Would you return all of this data exactly, leaving nothing out?

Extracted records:
Start
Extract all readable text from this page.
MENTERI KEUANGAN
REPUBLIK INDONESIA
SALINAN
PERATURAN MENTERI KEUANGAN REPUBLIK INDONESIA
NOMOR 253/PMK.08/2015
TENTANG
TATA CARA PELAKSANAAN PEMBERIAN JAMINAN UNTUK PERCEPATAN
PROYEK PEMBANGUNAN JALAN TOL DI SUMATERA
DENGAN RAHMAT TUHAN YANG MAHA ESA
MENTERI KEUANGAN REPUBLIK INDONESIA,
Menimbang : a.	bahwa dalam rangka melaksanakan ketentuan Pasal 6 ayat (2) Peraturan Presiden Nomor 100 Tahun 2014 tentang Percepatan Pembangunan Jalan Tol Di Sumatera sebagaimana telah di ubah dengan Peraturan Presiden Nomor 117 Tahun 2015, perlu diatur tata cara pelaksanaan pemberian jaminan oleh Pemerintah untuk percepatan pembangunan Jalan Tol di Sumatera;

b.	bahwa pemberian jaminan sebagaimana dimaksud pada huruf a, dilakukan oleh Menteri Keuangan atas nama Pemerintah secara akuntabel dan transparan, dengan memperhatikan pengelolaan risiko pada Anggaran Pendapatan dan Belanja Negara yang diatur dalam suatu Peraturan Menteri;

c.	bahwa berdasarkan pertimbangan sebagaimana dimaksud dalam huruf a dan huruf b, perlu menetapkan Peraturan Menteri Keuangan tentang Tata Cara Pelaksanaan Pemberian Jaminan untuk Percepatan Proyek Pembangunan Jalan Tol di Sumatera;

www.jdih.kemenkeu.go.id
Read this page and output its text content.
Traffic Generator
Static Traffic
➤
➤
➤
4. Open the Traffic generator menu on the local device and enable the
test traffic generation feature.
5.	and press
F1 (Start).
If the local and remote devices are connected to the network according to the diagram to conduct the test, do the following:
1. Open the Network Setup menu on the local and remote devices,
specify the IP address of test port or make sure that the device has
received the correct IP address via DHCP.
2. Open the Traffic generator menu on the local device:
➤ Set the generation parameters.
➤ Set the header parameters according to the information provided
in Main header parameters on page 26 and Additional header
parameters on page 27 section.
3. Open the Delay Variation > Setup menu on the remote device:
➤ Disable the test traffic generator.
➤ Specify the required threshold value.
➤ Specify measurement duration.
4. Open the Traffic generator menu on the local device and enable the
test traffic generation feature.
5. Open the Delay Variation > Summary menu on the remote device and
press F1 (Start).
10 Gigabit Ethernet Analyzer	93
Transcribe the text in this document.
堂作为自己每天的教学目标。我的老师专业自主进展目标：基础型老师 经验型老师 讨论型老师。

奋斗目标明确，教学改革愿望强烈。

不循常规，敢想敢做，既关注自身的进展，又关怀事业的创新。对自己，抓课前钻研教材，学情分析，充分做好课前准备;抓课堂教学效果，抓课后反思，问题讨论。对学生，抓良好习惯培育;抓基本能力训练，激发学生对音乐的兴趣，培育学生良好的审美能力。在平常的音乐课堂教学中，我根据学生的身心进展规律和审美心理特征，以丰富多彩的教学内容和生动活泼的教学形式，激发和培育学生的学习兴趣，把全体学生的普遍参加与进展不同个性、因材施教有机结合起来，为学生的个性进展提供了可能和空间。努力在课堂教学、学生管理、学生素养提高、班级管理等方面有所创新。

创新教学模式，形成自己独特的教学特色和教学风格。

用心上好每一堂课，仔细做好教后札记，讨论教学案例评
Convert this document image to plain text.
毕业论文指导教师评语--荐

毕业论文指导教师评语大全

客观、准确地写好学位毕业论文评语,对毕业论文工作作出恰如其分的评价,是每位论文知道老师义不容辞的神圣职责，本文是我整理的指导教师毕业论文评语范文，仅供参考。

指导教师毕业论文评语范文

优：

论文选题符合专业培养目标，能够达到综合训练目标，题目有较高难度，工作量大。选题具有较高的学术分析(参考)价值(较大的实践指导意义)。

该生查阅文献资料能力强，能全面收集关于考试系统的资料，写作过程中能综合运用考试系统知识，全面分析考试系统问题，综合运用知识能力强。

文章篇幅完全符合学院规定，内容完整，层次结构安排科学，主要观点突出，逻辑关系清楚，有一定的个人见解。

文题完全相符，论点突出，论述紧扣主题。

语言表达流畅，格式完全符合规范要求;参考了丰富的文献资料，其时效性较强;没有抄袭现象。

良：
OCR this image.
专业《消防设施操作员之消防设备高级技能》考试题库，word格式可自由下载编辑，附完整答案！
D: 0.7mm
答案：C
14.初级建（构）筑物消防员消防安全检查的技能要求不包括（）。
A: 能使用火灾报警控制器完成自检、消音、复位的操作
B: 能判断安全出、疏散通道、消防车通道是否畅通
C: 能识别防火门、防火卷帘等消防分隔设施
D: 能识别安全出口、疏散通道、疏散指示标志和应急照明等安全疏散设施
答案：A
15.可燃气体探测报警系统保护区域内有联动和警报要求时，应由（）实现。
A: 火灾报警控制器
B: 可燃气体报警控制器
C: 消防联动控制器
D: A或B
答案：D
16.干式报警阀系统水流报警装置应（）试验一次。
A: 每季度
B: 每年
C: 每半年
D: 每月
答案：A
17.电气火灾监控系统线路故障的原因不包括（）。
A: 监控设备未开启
End
EXERCISE RESULT —
Extract all readable text from this page.
MENTERI KEUANGAN
REPUBLIK INDONESIA
SALINAN
PERATURAN MENTERI KEUANGAN REPUBLIK INDONESIA
NOMOR 253/PMK.08/2015
TENTANG
TATA CARA PELAKSANAAN PEMBERIAN JAMINAN UNTUK PERCEPATAN
PROYEK PEMBANGUNAN JALAN TOL DI SUMATERA
DENGAN RAHMAT TUHAN YANG MAHA ESA
MENTERI KEUANGAN REPUBLIK INDONESIA,
Menimbang : a.	bahwa dalam rangka melaksanakan ketentuan Pasal 6 ayat (2) Peraturan Presiden Nomor 100 Tahun 2014 tentang Percepatan Pembangunan Jalan Tol Di Sumatera sebagaimana telah di ubah dengan Peraturan Presiden Nomor 117 Tahun 2015, perlu diatur tata cara pelaksanaan pemberian jaminan oleh Pemerintah untuk percepatan pembangunan Jalan Tol di Sumatera;

b.	bahwa pemberian jaminan sebagaimana dimaksud pada huruf a, dilakukan oleh Menteri Keuangan atas nama Pemerintah secara akuntabel dan transparan, dengan memperhatikan pengelolaan risiko pada Anggaran Pendapatan dan Belanja Negara yang diatur dalam suatu Peraturan Menteri;

c.	bahwa berdasarkan pertimbangan sebagaimana dimaksud dalam huruf a dan huruf b, perlu menetapkan Peraturan Menteri Keuangan tentang Tata Cara Pelaksanaan Pemberian Jaminan untuk Percepatan Proyek Pembangunan Jalan Tol di Sumatera;

www.jdih.kemenkeu.go.id
Read this page and output its text content.
Traffic Generator
Static Traffic
➤
➤
➤
4. Open the Traffic generator menu on the local device and enable the
test traffic generation feature.
5.	and press
F1 (Start).
If the local and remote devices are connected to the network according to the diagram to conduct the test, do the following:
1. Open the Network Setup menu on the local and remote devices,
specify the IP address of test port or make sure that the device has
received the correct IP address via DHCP.
2. Open the Traffic generator menu on the local device:
➤ Set the generation parameters.
➤ Set the header parameters according to the information provided
in Main header parameters on page 26 and Additional header
parameters on page 27 section.
3. Open the Delay Variation > Setup menu on the remote device:
➤ Disable the test traffic generator.
➤ Specify the required threshold value.
➤ Specify measurement duration.
4. Open the Traffic generator menu on the local device and enable the
test traffic generation feature.
5. Open the Delay Variation > Summary menu on the remote device and
press F1 (Start).
10 Gigabit Ethernet Analyzer	93
Transcribe the text in this document.
堂作为自己每天的教学目标。我的老师专业自主进展目标：基础型老师 经验型老师 讨论型老师。

奋斗目标明确，教学改革愿望强烈。

不循常规，敢想敢做，既关注自身的进展，又关怀事业的创新。对自己，抓课前钻研教材，学情分析，充分做好课前准备;抓课堂教学效果，抓课后反思，问题讨论。对学生，抓良好习惯培育;抓基本能力训练，激发学生对音乐的兴趣，培育学生良好的审美能力。在平常的音乐课堂教学中，我根据学生的身心进展规律和审美心理特征，以丰富多彩的教学内容和生动活泼的教学形式，激发和培育学生的学习兴趣，把全体学生的普遍参加与进展不同个性、因材施教有机结合起来，为学生的个性进展提供了可能和空间。努力在课堂教学、学生管理、学生素养提高、班级管理等方面有所创新。

创新教学模式，形成自己独特的教学特色和教学风格。

用心上好每一堂课，仔细做好教后札记，讨论教学案例评
Convert this document image to plain text.
毕业论文指导教师评语--荐

毕业论文指导教师评语大全

客观、准确地写好学位毕业论文评语,对毕业论文工作作出恰如其分的评价,是每位论文知道老师义不容辞的神圣职责，本文是我整理的指导教师毕业论文评语范文，仅供参考。

指导教师毕业论文评语范文

优：

论文选题符合专业培养目标，能够达到综合训练目标，题目有较高难度，工作量大。选题具有较高的学术分析(参考)价值(较大的实践指导意义)。

该生查阅文献资料能力强，能全面收集关于考试系统的资料，写作过程中能综合运用考试系统知识，全面分析考试系统问题，综合运用知识能力强。

文章篇幅完全符合学院规定，内容完整，层次结构安排科学，主要观点突出，逻辑关系清楚，有一定的个人见解。

文题完全相符，论点突出，论述紧扣主题。

语言表达流畅，格式完全符合规范要求;参考了丰富的文献资料，其时效性较强;没有抄袭现象。

良：
OCR this image.
专业《消防设施操作员之消防设备高级技能》考试题库，word格式可自由下载编辑，附完整答案！
D: 0.7mm
答案：C
14.初级建（构）筑物消防员消防安全检查的技能要求不包括（）。
A: 能使用火灾报警控制器完成自检、消音、复位的操作
B: 能判断安全出、疏散通道、消防车通道是否畅通
C: 能识别防火门、防火卷帘等消防分隔设施
D: 能识别安全出口、疏散通道、疏散指示标志和应急照明等安全疏散设施
答案：A
15.可燃气体探测报警系统保护区域内有联动和警报要求时，应由（）实现。
A: 火灾报警控制器
B: 可燃气体报警控制器
C: 消防联动控制器
D: A或B
答案：D
16.干式报警阀系统水流报警装置应（）试验一次。
A: 每季度
B: 每年
C: 每半年
D: 每月
答案：A
17.电气火灾监控系统线路故障的原因不包括（）。
A: 监控设备未开启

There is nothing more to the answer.